Directive = Extract every line below that contains the word "output".

Stored data:
▶
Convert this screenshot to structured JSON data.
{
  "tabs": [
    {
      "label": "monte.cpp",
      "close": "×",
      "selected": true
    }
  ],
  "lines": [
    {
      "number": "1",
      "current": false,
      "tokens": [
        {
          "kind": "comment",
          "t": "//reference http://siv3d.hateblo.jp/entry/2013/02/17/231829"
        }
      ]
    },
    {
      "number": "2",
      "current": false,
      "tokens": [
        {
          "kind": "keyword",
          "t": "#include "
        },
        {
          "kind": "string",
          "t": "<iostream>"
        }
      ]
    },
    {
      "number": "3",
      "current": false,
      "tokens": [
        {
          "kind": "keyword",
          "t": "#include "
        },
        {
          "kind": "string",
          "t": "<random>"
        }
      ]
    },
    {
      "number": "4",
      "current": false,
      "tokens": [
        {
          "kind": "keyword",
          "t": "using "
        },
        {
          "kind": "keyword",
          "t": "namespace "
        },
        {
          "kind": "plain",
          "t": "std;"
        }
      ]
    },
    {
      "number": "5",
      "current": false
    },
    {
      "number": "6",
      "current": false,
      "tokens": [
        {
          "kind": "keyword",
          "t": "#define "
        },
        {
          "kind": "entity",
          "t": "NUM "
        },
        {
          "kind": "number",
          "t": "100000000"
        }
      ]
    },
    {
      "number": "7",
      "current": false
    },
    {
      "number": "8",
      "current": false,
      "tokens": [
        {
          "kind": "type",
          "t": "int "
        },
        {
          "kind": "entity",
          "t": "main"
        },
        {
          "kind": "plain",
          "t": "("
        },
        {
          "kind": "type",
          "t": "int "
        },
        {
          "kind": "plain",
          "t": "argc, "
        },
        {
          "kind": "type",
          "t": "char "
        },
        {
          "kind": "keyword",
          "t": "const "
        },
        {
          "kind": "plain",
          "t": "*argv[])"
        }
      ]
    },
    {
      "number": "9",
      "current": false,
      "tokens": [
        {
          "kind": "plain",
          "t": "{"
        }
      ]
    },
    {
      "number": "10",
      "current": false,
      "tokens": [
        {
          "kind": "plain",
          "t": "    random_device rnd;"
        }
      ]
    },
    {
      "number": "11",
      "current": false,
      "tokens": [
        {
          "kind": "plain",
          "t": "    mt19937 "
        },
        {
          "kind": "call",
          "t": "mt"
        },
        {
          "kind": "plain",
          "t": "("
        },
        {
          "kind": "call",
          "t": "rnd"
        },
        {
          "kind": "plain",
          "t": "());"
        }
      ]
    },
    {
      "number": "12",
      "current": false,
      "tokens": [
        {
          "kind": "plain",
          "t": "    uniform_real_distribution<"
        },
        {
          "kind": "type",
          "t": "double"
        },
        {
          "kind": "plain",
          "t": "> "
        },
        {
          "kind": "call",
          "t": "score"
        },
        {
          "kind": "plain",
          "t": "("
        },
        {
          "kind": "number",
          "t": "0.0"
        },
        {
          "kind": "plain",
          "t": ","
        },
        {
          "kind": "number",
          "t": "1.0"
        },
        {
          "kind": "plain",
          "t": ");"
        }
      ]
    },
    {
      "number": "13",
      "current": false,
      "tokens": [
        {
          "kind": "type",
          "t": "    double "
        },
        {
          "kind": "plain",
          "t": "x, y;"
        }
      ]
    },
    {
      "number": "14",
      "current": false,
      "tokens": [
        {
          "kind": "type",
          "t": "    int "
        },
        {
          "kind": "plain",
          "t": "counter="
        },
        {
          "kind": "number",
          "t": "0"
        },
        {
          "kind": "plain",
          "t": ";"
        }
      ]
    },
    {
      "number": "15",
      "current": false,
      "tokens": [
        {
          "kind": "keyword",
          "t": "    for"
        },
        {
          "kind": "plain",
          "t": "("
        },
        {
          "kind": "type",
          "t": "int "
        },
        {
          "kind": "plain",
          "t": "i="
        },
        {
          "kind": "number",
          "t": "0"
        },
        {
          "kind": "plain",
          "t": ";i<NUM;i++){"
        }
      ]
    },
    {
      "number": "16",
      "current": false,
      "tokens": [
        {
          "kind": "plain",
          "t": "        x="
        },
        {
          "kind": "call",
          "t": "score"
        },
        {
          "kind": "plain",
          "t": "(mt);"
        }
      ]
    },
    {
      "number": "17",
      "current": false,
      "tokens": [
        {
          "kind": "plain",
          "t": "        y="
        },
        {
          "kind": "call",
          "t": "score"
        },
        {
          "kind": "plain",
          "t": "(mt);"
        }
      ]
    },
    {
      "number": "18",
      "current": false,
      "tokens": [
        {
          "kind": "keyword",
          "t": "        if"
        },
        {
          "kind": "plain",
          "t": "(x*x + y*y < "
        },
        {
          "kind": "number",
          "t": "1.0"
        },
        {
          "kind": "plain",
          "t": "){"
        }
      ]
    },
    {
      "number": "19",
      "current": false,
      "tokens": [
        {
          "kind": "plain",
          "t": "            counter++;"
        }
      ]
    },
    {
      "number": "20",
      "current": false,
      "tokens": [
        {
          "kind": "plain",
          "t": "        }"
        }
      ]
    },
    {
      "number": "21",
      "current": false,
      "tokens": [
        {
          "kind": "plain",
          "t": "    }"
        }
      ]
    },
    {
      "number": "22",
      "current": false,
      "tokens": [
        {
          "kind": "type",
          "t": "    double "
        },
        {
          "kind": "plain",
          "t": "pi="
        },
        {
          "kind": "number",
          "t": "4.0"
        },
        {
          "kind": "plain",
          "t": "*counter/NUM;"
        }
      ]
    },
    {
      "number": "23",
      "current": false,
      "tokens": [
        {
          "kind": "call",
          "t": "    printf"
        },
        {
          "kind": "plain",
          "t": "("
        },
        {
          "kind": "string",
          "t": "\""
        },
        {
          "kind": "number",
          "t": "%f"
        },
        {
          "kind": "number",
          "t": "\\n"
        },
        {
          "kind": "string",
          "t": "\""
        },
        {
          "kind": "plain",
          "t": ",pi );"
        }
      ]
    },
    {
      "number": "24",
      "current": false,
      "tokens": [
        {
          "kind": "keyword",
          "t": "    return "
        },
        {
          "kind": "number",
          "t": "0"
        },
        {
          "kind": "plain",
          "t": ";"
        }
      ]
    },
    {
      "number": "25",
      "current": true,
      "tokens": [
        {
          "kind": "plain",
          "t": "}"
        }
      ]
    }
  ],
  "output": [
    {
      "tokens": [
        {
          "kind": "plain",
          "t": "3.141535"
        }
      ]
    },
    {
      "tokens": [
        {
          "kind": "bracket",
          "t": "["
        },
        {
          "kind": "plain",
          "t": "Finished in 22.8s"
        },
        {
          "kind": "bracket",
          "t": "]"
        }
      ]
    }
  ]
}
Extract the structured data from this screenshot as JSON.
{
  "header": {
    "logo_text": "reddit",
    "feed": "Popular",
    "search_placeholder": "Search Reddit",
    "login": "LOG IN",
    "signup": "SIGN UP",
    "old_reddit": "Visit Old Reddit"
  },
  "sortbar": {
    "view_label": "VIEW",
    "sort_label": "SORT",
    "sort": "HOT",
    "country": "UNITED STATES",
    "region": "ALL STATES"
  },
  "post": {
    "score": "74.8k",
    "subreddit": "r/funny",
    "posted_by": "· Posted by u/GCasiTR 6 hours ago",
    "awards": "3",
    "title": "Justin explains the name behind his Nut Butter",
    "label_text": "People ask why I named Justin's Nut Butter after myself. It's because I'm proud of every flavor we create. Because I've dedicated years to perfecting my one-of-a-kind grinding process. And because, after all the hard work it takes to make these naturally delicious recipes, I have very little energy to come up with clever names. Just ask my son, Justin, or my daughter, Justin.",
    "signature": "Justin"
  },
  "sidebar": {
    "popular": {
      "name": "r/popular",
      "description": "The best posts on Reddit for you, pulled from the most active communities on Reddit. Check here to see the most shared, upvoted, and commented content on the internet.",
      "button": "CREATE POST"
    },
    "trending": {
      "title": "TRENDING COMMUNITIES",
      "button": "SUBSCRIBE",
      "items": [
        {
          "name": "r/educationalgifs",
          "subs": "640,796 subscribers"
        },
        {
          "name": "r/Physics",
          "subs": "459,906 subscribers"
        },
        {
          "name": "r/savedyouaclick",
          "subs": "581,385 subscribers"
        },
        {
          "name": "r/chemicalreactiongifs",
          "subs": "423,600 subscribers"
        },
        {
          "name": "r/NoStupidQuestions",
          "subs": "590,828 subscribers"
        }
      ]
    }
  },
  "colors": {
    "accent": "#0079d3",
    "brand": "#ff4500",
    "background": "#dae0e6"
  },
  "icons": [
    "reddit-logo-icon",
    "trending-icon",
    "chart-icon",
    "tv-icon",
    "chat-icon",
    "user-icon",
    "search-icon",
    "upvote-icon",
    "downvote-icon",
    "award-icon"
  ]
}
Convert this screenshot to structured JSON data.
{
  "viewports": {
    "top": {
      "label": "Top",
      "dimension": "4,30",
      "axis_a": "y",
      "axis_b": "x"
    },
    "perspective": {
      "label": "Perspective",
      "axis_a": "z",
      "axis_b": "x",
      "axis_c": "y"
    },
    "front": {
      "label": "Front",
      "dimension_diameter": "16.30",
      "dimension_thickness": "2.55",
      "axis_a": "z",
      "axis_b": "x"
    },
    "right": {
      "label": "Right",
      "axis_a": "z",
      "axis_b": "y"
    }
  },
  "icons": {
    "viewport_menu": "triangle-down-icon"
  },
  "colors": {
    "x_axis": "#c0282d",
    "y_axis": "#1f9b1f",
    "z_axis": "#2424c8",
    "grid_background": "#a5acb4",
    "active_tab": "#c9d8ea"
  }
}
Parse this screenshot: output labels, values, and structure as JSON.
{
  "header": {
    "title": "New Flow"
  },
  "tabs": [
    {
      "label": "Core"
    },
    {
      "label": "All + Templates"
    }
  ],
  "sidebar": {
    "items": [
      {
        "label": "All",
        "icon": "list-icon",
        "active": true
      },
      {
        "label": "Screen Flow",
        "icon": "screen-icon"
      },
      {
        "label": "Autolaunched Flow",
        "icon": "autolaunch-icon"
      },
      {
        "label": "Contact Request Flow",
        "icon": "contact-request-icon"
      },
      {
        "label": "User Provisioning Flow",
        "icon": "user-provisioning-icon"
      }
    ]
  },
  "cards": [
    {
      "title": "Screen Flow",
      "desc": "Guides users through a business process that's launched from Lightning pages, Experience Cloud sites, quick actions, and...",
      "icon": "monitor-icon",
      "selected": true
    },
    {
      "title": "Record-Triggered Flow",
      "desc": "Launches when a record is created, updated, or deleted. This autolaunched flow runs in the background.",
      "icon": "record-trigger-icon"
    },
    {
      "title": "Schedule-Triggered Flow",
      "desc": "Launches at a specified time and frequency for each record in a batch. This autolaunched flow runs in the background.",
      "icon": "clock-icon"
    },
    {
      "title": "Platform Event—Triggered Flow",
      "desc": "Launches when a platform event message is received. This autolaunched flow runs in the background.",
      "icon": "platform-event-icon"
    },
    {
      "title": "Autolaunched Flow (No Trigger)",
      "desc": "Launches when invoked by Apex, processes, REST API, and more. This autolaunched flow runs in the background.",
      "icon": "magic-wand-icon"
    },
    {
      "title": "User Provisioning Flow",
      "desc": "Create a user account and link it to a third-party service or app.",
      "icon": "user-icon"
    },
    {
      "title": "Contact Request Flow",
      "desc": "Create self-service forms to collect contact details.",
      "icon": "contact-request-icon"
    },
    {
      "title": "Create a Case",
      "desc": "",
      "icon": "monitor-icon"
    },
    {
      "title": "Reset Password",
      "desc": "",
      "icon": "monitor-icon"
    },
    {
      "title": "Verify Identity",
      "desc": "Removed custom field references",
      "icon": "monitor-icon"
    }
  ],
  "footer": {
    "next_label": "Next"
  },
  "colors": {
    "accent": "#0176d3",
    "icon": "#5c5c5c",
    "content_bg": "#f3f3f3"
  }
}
◀
Answer in full =
  "output": [
Parse this screenshot: output labels, values, and structure as JSON.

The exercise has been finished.